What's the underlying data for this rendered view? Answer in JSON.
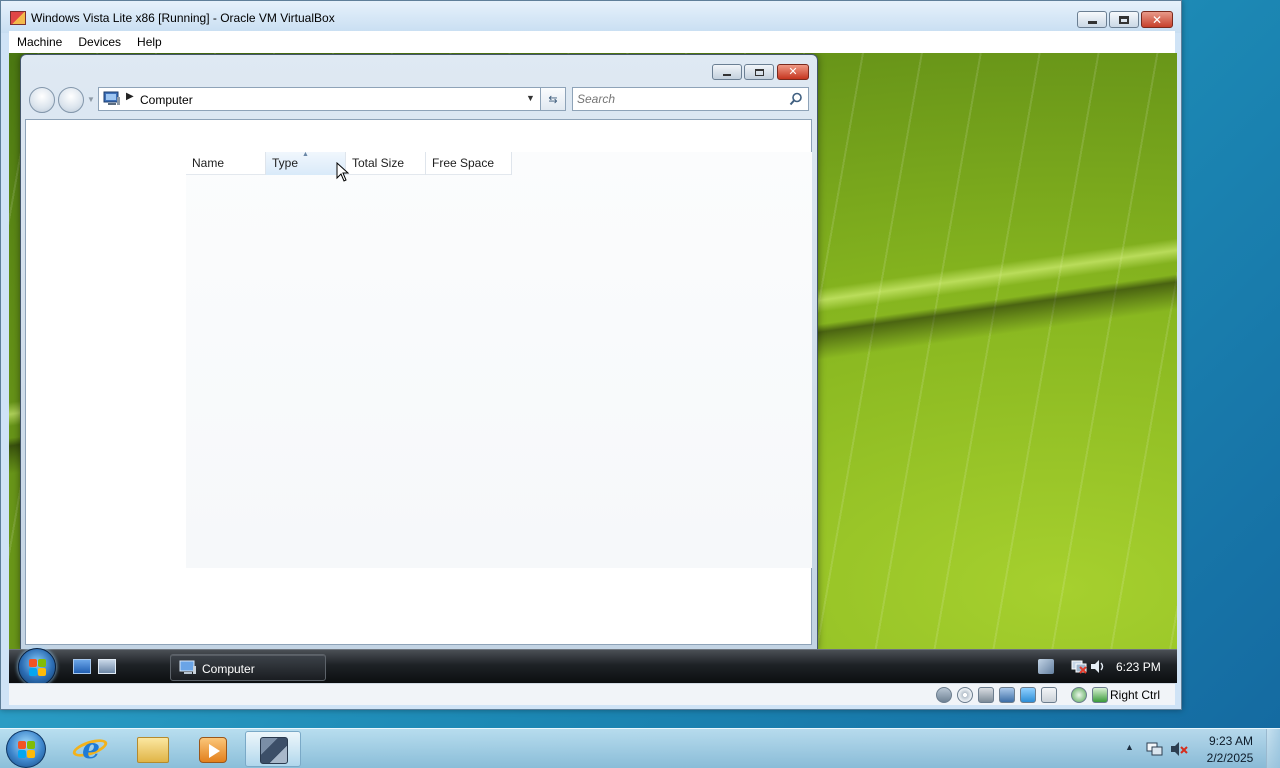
{
  "vbox": {
    "title": "Windows Vista Lite x86 [Running] - Oracle VM VirtualBox",
    "menu": [
      "Machine",
      "Devices",
      "Help"
    ],
    "host_key_label": "Right Ctrl"
  },
  "explorer": {
    "address": "Computer",
    "search_placeholder": "Search",
    "columns": [
      "Name",
      "Type",
      "Total Size",
      "Free Space"
    ],
    "sorted_column": "Type"
  },
  "guest_taskbar": {
    "active_task": "Computer",
    "clock": "6:23 PM"
  },
  "host_taskbar": {
    "pinned": [
      "internet-explorer",
      "windows-explorer",
      "windows-media-player",
      "virtualbox"
    ],
    "clock_time": "9:23 AM",
    "clock_date": "2/2/2025"
  },
  "colors": {
    "accent": "#2a9cc4",
    "wallpaper_leaf": "#86b51f",
    "close_button": "#c7402b"
  }
}
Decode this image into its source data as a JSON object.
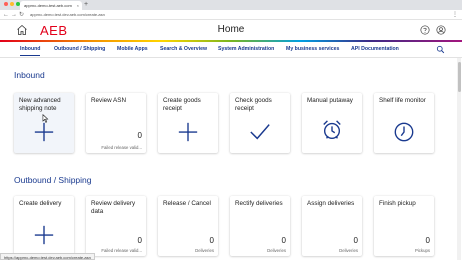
{
  "browser": {
    "tab_title": "apprnc-demo-test.aeb.com",
    "tab_close": "×",
    "new_tab": "+",
    "back": "←",
    "forward": "→",
    "reload": "↻",
    "url": "apprnc-demo.test.dev.aeb.com/create-asn",
    "menu": "⋮"
  },
  "header": {
    "logo": "AEB",
    "title": "Home",
    "brand_color": "#e2001a"
  },
  "nav": {
    "items": [
      "Inbound",
      "Outbound / Shipping",
      "Mobile Apps",
      "Search & Overview",
      "System Administration",
      "My business services",
      "API Documentation"
    ],
    "active_index": 0,
    "accent": "#1a3a8f"
  },
  "inbound": {
    "title": "Inbound",
    "cards": [
      {
        "title": "New advanced shipping note",
        "icon": "plus-icon"
      },
      {
        "title": "Review ASN",
        "count": "0",
        "sub": "Failed release valid..."
      },
      {
        "title": "Create goods receipt",
        "icon": "plus-icon"
      },
      {
        "title": "Check goods receipt",
        "icon": "checkmark-icon"
      },
      {
        "title": "Manual putaway",
        "icon": "alarm-clock-icon"
      },
      {
        "title": "Shelf life monitor",
        "icon": "clock-icon"
      }
    ]
  },
  "outbound": {
    "title": "Outbound / Shipping",
    "cards": [
      {
        "title": "Create delivery",
        "icon": "plus-icon"
      },
      {
        "title": "Review delivery data",
        "count": "0",
        "sub": "Failed release valid..."
      },
      {
        "title": "Release / Cancel",
        "count": "0",
        "sub": "Deliveries"
      },
      {
        "title": "Rectify deliveries",
        "count": "0",
        "sub": "Deliveries"
      },
      {
        "title": "Assign deliveries",
        "count": "0",
        "sub": "Deliveries"
      },
      {
        "title": "Finish pickup",
        "count": "0",
        "sub": "Pickups"
      }
    ]
  },
  "status_url": "https://apprnc-demo.test.dev.aeb.com/create-asn"
}
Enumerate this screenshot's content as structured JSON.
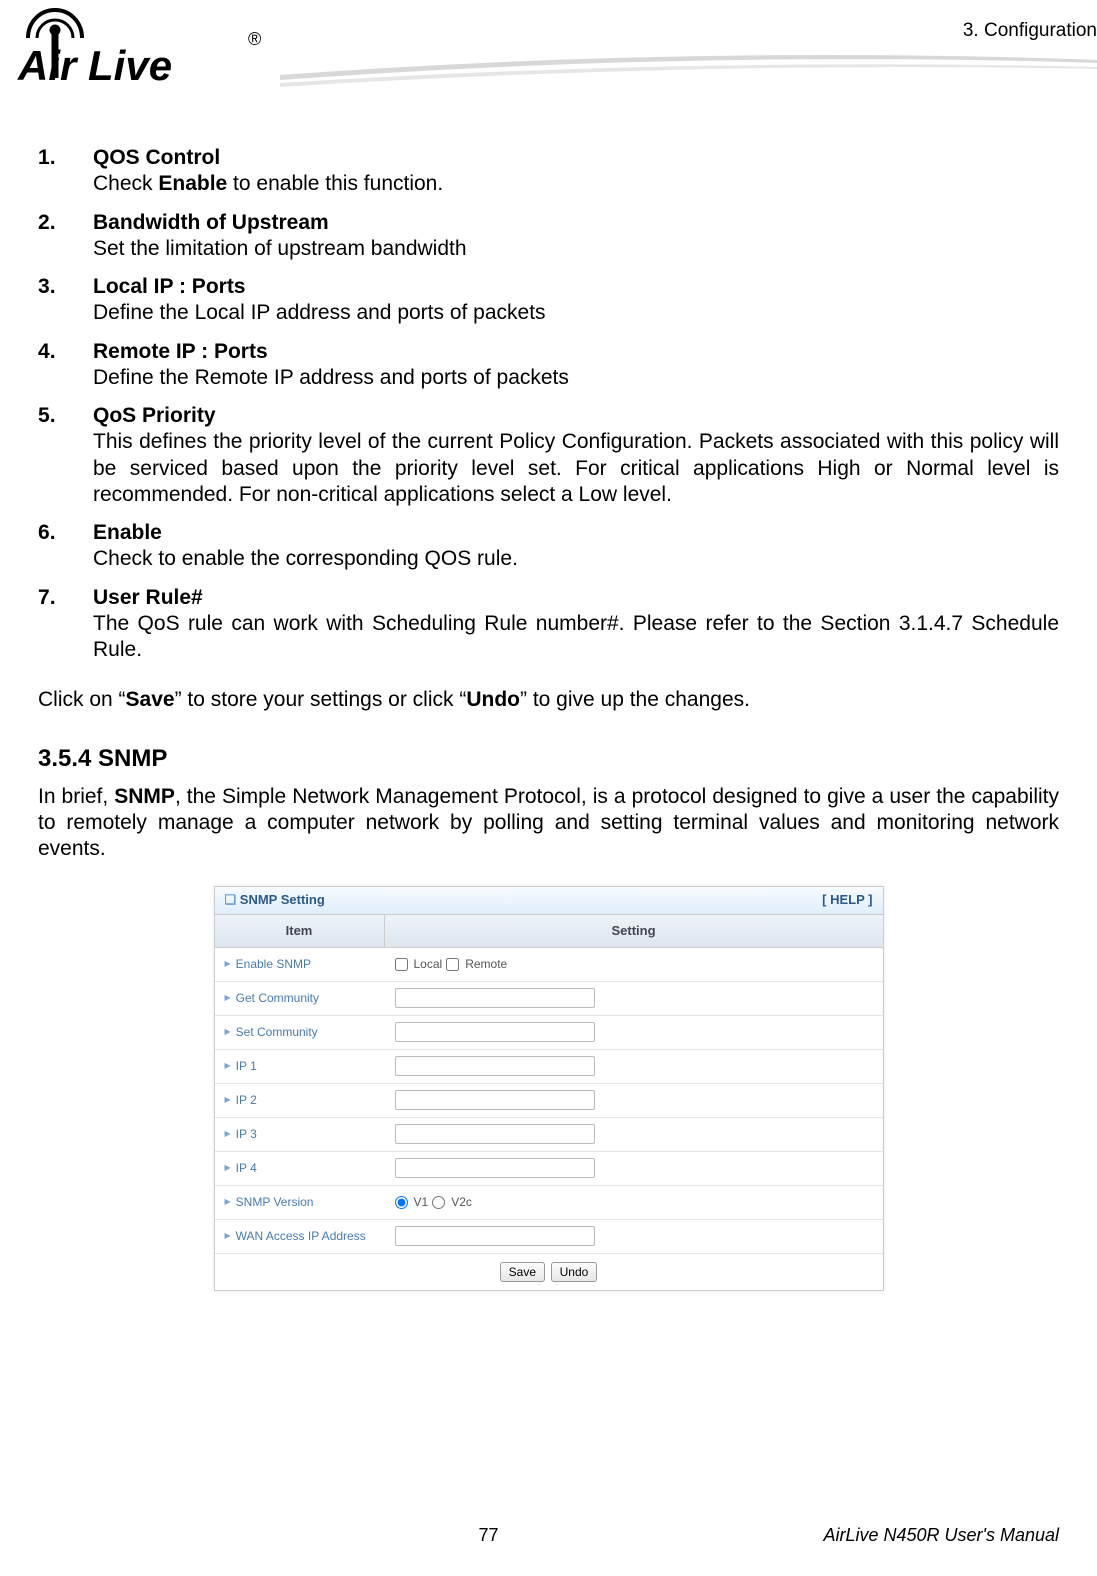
{
  "header": {
    "chapter": "3.  Configuration",
    "logo_main": "Air Live",
    "logo_super": "®"
  },
  "definitions": [
    {
      "title": "QOS Control",
      "desc_pre": "Check ",
      "desc_bold": "Enable",
      "desc_post": " to enable this function."
    },
    {
      "title": "Bandwidth of Upstream",
      "desc": "Set the limitation of upstream bandwidth"
    },
    {
      "title": "Local IP : Ports",
      "desc": "Define the Local IP address and ports of packets"
    },
    {
      "title": "Remote IP : Ports",
      "desc": "Define the Remote IP address and ports of packets"
    },
    {
      "title": "QoS Priority",
      "desc": "This defines the priority level of the current Policy Configuration. Packets associated with this policy will be serviced based upon the priority level set. For critical applications High or Normal level is recommended. For non-critical applications select a Low level."
    },
    {
      "title": "Enable",
      "desc": "Check to enable the corresponding QOS rule."
    },
    {
      "title": "User Rule#",
      "desc": "The QoS rule can work with Scheduling Rule number#. Please refer to the Section 3.1.4.7 Schedule Rule."
    }
  ],
  "save_line": {
    "p1": "Click on “",
    "b1": "Save",
    "p2": "” to store your settings or click “",
    "b2": "Undo",
    "p3": "” to give up the changes."
  },
  "section_354": "3.5.4 SNMP",
  "snmp_intro": {
    "p1": "In brief, ",
    "b1": "SNMP",
    "p2": ", the Simple Network Management Protocol, is a protocol designed to give a user the capability to remotely manage a computer network by polling and setting terminal values and monitoring network events."
  },
  "snmp_panel": {
    "title_icon": "□",
    "title": "SNMP Setting",
    "help": "[ HELP ]",
    "col_item": "Item",
    "col_setting": "Setting",
    "rows": {
      "enable_snmp": "Enable SNMP",
      "local": "Local",
      "remote": "Remote",
      "get_community": "Get Community",
      "set_community": "Set Community",
      "ip1": "IP 1",
      "ip2": "IP 2",
      "ip3": "IP 3",
      "ip4": "IP 4",
      "snmp_version": "SNMP Version",
      "v1": "V1",
      "v2c": "V2c",
      "wan_access": "WAN Access IP Address"
    },
    "save_btn": "Save",
    "undo_btn": "Undo"
  },
  "footer": {
    "page_number": "77",
    "manual": "AirLive N450R User's Manual"
  }
}
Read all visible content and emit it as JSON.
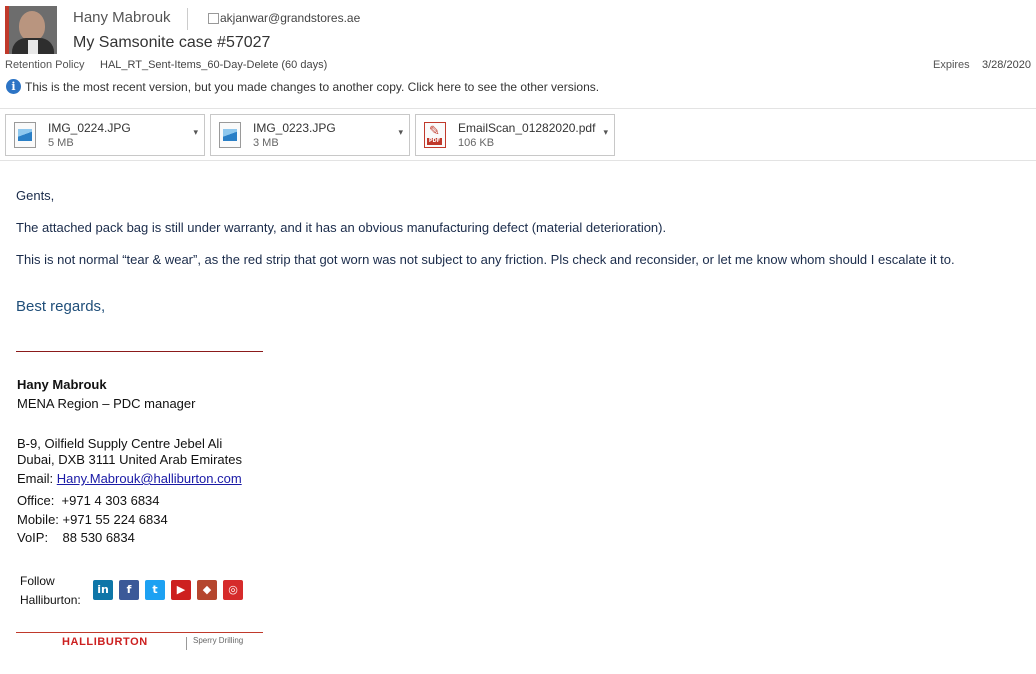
{
  "header": {
    "sender": "Hany Mabrouk",
    "to": "akjanwar@grandstores.ae",
    "subject": "My Samsonite case #57027",
    "retention_label": "Retention Policy",
    "retention_value": "HAL_RT_Sent-Items_60-Day-Delete (60 days)",
    "expires_label": "Expires",
    "expires_value": "3/28/2020",
    "info": "This is the most recent version, but you made changes to another copy. Click here to see the other versions."
  },
  "attachments": [
    {
      "name": "IMG_0224.JPG",
      "size": "5 MB",
      "icon": "image-file-icon"
    },
    {
      "name": "IMG_0223.JPG",
      "size": "3 MB",
      "icon": "image-file-icon"
    },
    {
      "name": "EmailScan_01282020.pdf",
      "size": "106 KB",
      "icon": "pdf-file-icon",
      "icon_tag": "PDF"
    }
  ],
  "body": {
    "greeting": "Gents,",
    "para1": "The attached pack bag is still under warranty, and it has an obvious manufacturing defect (material deterioration).",
    "para2": "This is not normal “tear & wear”, as the red strip that got worn was not subject to any friction. Pls check and reconsider, or let me know whom should I escalate it to.",
    "closing": "Best regards,"
  },
  "signature": {
    "name": "Hany Mabrouk",
    "title": "MENA Region – PDC manager",
    "address1": "B-9, Oilfield Supply Centre Jebel Ali",
    "address2": "Dubai, DXB 3111 United Arab Emirates",
    "email_label": "Email:",
    "email": "Hany.Mabrouk@halliburton.com",
    "office": "Office:  +971 4 303 6834",
    "mobile": "Mobile: +971 55 224 6834",
    "voip": "VoIP:    88 530 6834",
    "follow_line1": "Follow",
    "follow_line2": "Halliburton:",
    "social": [
      {
        "glyph": "in",
        "icon": "linkedin-icon",
        "color": "#0e76a8"
      },
      {
        "glyph": "f",
        "icon": "facebook-icon",
        "color": "#3b5998"
      },
      {
        "glyph": "t",
        "icon": "twitter-icon",
        "color": "#1da1f2"
      },
      {
        "glyph": "▶",
        "icon": "youtube-icon",
        "color": "#cd201f"
      },
      {
        "glyph": "◆",
        "icon": "halliburton-blog-icon",
        "color": "#b5462e"
      },
      {
        "glyph": "◎",
        "icon": "weibo-icon",
        "color": "#d62b2b"
      }
    ],
    "logo_text": "HALLIBURTON",
    "logo_sub": "Sperry Drilling"
  },
  "colors": {
    "body_text": "#1a2b4a",
    "link": "#1a1aa6",
    "brand_red": "#cc1f1f",
    "info_blue": "#2c74c5"
  }
}
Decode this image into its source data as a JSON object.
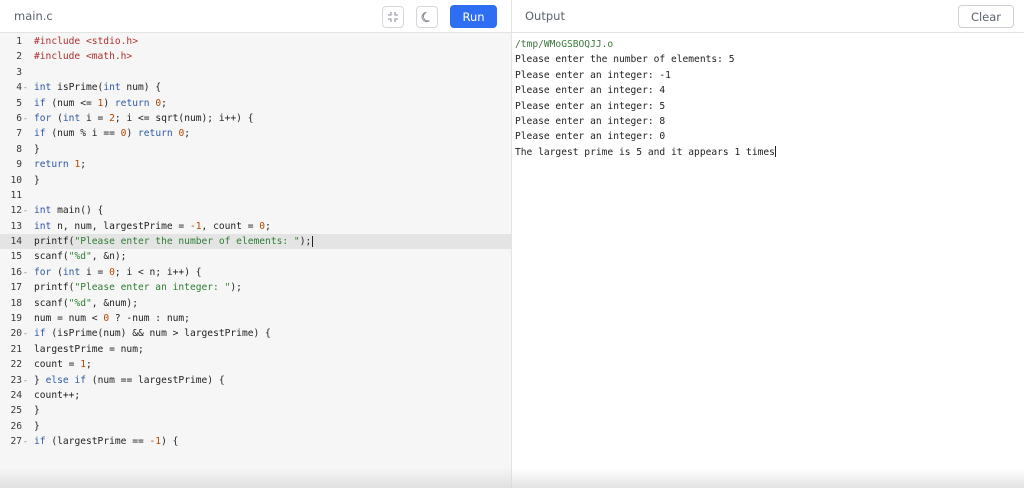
{
  "header": {
    "editor_tab": "main.c",
    "run_label": "Run",
    "output_title": "Output",
    "clear_label": "Clear",
    "icons": {
      "fullscreen": "exit-fullscreen-icon",
      "theme": "moon-icon"
    },
    "accent_color": "#2d6ef2"
  },
  "editor": {
    "active_line": 14,
    "lines": [
      {
        "n": "1",
        "fold": "",
        "code": [
          [
            "inc",
            "#include "
          ],
          [
            "inc",
            "<stdio.h>"
          ]
        ]
      },
      {
        "n": "2",
        "fold": "",
        "code": [
          [
            "inc",
            "#include "
          ],
          [
            "inc",
            "<math.h>"
          ]
        ]
      },
      {
        "n": "3",
        "fold": "",
        "code": []
      },
      {
        "n": "4",
        "fold": "-",
        "code": [
          [
            "kw",
            "int"
          ],
          [
            "op",
            " isPrime("
          ],
          [
            "kw",
            "int"
          ],
          [
            "op",
            " num) {"
          ]
        ]
      },
      {
        "n": "5",
        "fold": "",
        "code": [
          [
            "kw",
            "if"
          ],
          [
            "op",
            " (num <= "
          ],
          [
            "num",
            "1"
          ],
          [
            "op",
            ") "
          ],
          [
            "kw",
            "return"
          ],
          [
            "op",
            " "
          ],
          [
            "num",
            "0"
          ],
          [
            "op",
            ";"
          ]
        ]
      },
      {
        "n": "6",
        "fold": "-",
        "code": [
          [
            "kw",
            "for"
          ],
          [
            "op",
            " ("
          ],
          [
            "kw",
            "int"
          ],
          [
            "op",
            " i = "
          ],
          [
            "num",
            "2"
          ],
          [
            "op",
            "; i <= sqrt(num); i++) {"
          ]
        ]
      },
      {
        "n": "7",
        "fold": "",
        "code": [
          [
            "kw",
            "if"
          ],
          [
            "op",
            " (num % i == "
          ],
          [
            "num",
            "0"
          ],
          [
            "op",
            ") "
          ],
          [
            "kw",
            "return"
          ],
          [
            "op",
            " "
          ],
          [
            "num",
            "0"
          ],
          [
            "op",
            ";"
          ]
        ]
      },
      {
        "n": "8",
        "fold": "",
        "code": [
          [
            "op",
            "}"
          ]
        ]
      },
      {
        "n": "9",
        "fold": "",
        "code": [
          [
            "kw",
            "return"
          ],
          [
            "op",
            " "
          ],
          [
            "num",
            "1"
          ],
          [
            "op",
            ";"
          ]
        ]
      },
      {
        "n": "10",
        "fold": "",
        "code": [
          [
            "op",
            "}"
          ]
        ]
      },
      {
        "n": "11",
        "fold": "",
        "code": []
      },
      {
        "n": "12",
        "fold": "-",
        "code": [
          [
            "kw",
            "int"
          ],
          [
            "op",
            " main() {"
          ]
        ]
      },
      {
        "n": "13",
        "fold": "",
        "code": [
          [
            "kw",
            "int"
          ],
          [
            "op",
            " n, num, largestPrime = "
          ],
          [
            "num",
            "-1"
          ],
          [
            "op",
            ", count = "
          ],
          [
            "num",
            "0"
          ],
          [
            "op",
            ";"
          ]
        ]
      },
      {
        "n": "14",
        "fold": "",
        "code": [
          [
            "op",
            "printf("
          ],
          [
            "str",
            "\"Please enter the number of elements: \""
          ],
          [
            "op",
            ");"
          ]
        ]
      },
      {
        "n": "15",
        "fold": "",
        "code": [
          [
            "op",
            "scanf("
          ],
          [
            "str",
            "\"%d\""
          ],
          [
            "op",
            ", &n);"
          ]
        ]
      },
      {
        "n": "16",
        "fold": "-",
        "code": [
          [
            "kw",
            "for"
          ],
          [
            "op",
            " ("
          ],
          [
            "kw",
            "int"
          ],
          [
            "op",
            " i = "
          ],
          [
            "num",
            "0"
          ],
          [
            "op",
            "; i < n; i++) {"
          ]
        ]
      },
      {
        "n": "17",
        "fold": "",
        "code": [
          [
            "op",
            "printf("
          ],
          [
            "str",
            "\"Please enter an integer: \""
          ],
          [
            "op",
            ");"
          ]
        ]
      },
      {
        "n": "18",
        "fold": "",
        "code": [
          [
            "op",
            "scanf("
          ],
          [
            "str",
            "\"%d\""
          ],
          [
            "op",
            ", &num);"
          ]
        ]
      },
      {
        "n": "19",
        "fold": "",
        "code": [
          [
            "op",
            "num = num < "
          ],
          [
            "num",
            "0"
          ],
          [
            "op",
            " ? -num : num;"
          ]
        ]
      },
      {
        "n": "20",
        "fold": "-",
        "code": [
          [
            "kw",
            "if"
          ],
          [
            "op",
            " (isPrime(num) && num > largestPrime) {"
          ]
        ]
      },
      {
        "n": "21",
        "fold": "",
        "code": [
          [
            "op",
            "largestPrime = num;"
          ]
        ]
      },
      {
        "n": "22",
        "fold": "",
        "code": [
          [
            "op",
            "count = "
          ],
          [
            "num",
            "1"
          ],
          [
            "op",
            ";"
          ]
        ]
      },
      {
        "n": "23",
        "fold": "-",
        "code": [
          [
            "op",
            "} "
          ],
          [
            "kw",
            "else"
          ],
          [
            "op",
            " "
          ],
          [
            "kw",
            "if"
          ],
          [
            "op",
            " (num == largestPrime) {"
          ]
        ]
      },
      {
        "n": "24",
        "fold": "",
        "code": [
          [
            "op",
            "count++;"
          ]
        ]
      },
      {
        "n": "25",
        "fold": "",
        "code": [
          [
            "op",
            "}"
          ]
        ]
      },
      {
        "n": "26",
        "fold": "",
        "code": [
          [
            "op",
            "}"
          ]
        ]
      },
      {
        "n": "27",
        "fold": "-",
        "code": [
          [
            "kw",
            "if"
          ],
          [
            "op",
            " (largestPrime == "
          ],
          [
            "num",
            "-1"
          ],
          [
            "op",
            ") {"
          ]
        ]
      }
    ]
  },
  "output": {
    "path": "/tmp/WMoGSBOQJJ.o",
    "lines": [
      "Please enter the number of elements: 5",
      "Please enter an integer: -1",
      "Please enter an integer: 4",
      "Please enter an integer: 5",
      "Please enter an integer: 8",
      "Please enter an integer: 0",
      "The largest prime is 5 and it appears 1 times"
    ]
  }
}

******************************

(GOAL): Pick out the lines that contain "content" and copy them.

(OUTPUT BELOW):
Enumerate this screenshot's content as structured JSON.
Read all visible content and emit it as JSON.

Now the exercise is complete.